WRITTEN TASK: Review the lines that follow and copy each one that contains the word "content".

---+---

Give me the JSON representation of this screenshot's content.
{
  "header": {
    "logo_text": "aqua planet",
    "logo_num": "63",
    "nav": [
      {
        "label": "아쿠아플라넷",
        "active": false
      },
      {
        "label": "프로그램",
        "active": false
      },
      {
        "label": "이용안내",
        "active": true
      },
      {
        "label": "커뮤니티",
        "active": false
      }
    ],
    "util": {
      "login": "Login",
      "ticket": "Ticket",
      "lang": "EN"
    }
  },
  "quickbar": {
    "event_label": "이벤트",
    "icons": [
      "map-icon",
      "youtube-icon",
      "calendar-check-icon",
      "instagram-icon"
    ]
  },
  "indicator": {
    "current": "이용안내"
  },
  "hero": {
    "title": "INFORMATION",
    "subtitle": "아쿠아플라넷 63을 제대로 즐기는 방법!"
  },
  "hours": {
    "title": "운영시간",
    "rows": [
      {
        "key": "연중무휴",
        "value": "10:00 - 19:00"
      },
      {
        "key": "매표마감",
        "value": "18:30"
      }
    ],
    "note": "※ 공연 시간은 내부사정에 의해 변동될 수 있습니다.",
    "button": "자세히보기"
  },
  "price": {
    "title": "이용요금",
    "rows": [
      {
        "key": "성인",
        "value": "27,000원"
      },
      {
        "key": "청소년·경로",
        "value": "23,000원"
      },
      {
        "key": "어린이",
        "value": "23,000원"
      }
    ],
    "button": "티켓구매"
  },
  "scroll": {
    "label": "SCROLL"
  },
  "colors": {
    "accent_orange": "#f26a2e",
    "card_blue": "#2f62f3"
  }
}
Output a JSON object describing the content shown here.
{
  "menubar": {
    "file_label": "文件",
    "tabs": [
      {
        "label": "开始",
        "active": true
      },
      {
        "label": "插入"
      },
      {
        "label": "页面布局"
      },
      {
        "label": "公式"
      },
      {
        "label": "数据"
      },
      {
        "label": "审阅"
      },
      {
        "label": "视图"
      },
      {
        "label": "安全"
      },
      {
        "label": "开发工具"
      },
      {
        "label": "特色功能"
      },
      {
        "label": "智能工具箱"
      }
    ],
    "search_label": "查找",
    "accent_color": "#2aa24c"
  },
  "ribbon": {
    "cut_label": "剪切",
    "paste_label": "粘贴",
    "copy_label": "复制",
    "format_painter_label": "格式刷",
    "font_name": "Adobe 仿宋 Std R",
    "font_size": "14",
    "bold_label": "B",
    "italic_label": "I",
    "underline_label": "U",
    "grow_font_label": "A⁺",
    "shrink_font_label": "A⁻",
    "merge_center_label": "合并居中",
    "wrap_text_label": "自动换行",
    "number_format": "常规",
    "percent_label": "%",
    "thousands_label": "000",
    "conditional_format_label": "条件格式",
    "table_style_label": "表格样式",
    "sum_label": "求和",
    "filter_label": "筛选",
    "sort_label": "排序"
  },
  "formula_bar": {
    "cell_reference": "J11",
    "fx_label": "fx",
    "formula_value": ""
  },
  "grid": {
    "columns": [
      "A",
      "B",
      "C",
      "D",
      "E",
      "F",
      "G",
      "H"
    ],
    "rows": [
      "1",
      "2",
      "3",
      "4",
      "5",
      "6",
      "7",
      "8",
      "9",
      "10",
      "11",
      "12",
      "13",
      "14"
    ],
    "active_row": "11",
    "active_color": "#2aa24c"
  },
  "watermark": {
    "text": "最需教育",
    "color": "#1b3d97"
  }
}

---+---

EXERCISE RESULT:
Give me the JSON representation of this screenshot's content.
Output a JSON object describing the content shown here.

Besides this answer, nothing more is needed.